**Excerpted data**
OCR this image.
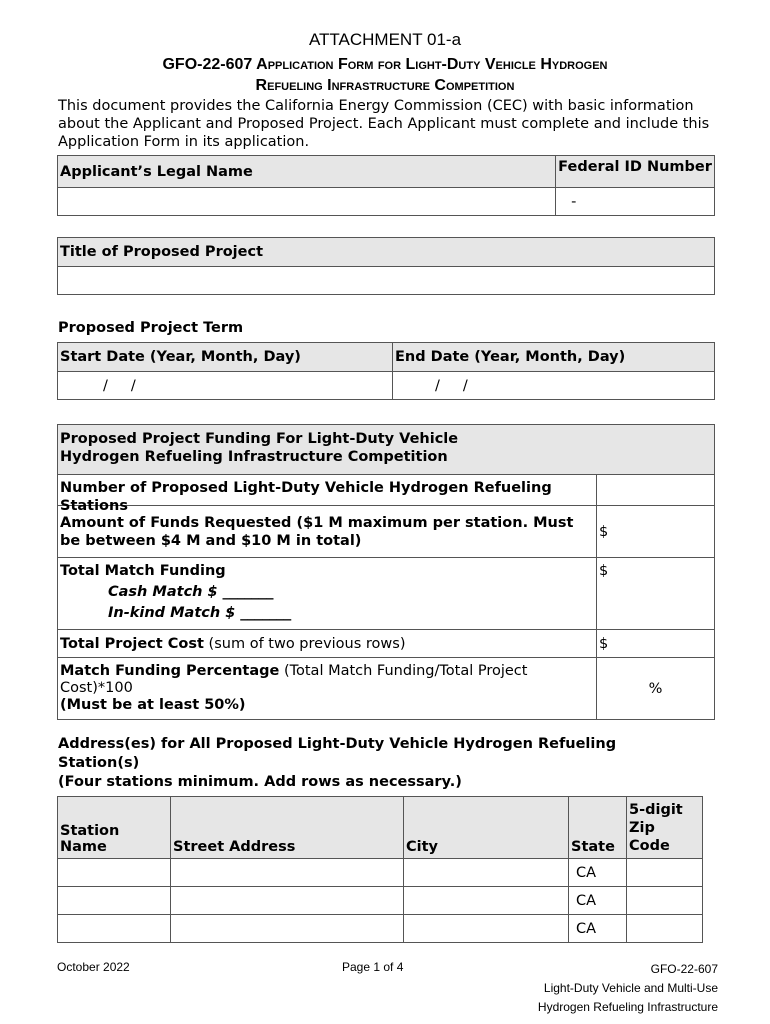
ATTACHMENT 01-a
GFO-22-607 Application Form for Light-Duty Vehicle Hydrogen
Refueling Infrastructure Competition
This document provides the California Energy Commission (CEC) with basic information about the Applicant and Proposed Project. Each Applicant must complete and include this Application Form in its application.
Applicant’s Legal Name	Federal ID Number

	-
Title of Proposed Project

Proposed Project Term
Start Date (Year, Month, Day)	End Date (Year, Month, Day)
/     /	/     /
Proposed Project Funding For Light-Duty Vehicle Hydrogen Refueling Infrastructure Competition	

Number of Proposed Light-Duty Vehicle Hydrogen Refueling Stations	

Amount of Funds Requested ($1 M maximum per station. Must be between $4 M and $10 M in total)	$

Total Match Funding
Cash Match $ _______
In-kind Match $ _______	$
Total Project Cost (sum of two previous rows)	$

Match Funding Percentage (Total Match Funding/Total Project Cost)*100
(Must be at least 50%)	%
Address(es) for All Proposed Light-Duty Vehicle Hydrogen Refueling Station(s)
(Four stations minimum. Add rows as necessary.)
Station Name	Street Address	City	State	5-digit Zip Code
			CA	
			CA	
			CA	
October 2022	Page 1 of 4	GFO-22-607
Light-Duty Vehicle and Multi-Use
Hydrogen Refueling Infrastructure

**Exercise details**
Write out all the entries again, word for word, and print no images.

**Result for this exercise**
OCR this image.
ATTACHMENT 01-a
GFO-22-607 Application Form for Light-Duty Vehicle Hydrogen
Refueling Infrastructure Competition
This document provides the California Energy Commission (CEC) with basic information about the Applicant and Proposed Project. Each Applicant must complete and include this Application Form in its application.
Applicant’s Legal Name	Federal ID Number

	-
Title of Proposed Project

Proposed Project Term
Start Date (Year, Month, Day)	End Date (Year, Month, Day)
/     /	/     /
Proposed Project Funding For Light-Duty Vehicle Hydrogen Refueling Infrastructure Competition	

Number of Proposed Light-Duty Vehicle Hydrogen Refueling Stations	

Amount of Funds Requested ($1 M maximum per station. Must be between $4 M and $10 M in total)	$

Total Match Funding
Cash Match $ _______
In-kind Match $ _______	$
Total Project Cost (sum of two previous rows)	$

Match Funding Percentage (Total Match Funding/Total Project Cost)*100
(Must be at least 50%)	%
Address(es) for All Proposed Light-Duty Vehicle Hydrogen Refueling Station(s)
(Four stations minimum. Add rows as necessary.)
Station Name	Street Address	City	State	5-digit Zip Code
			CA	
			CA	
			CA	
October 2022	Page 1 of 4	GFO-22-607
Light-Duty Vehicle and Multi-Use
Hydrogen Refueling Infrastructure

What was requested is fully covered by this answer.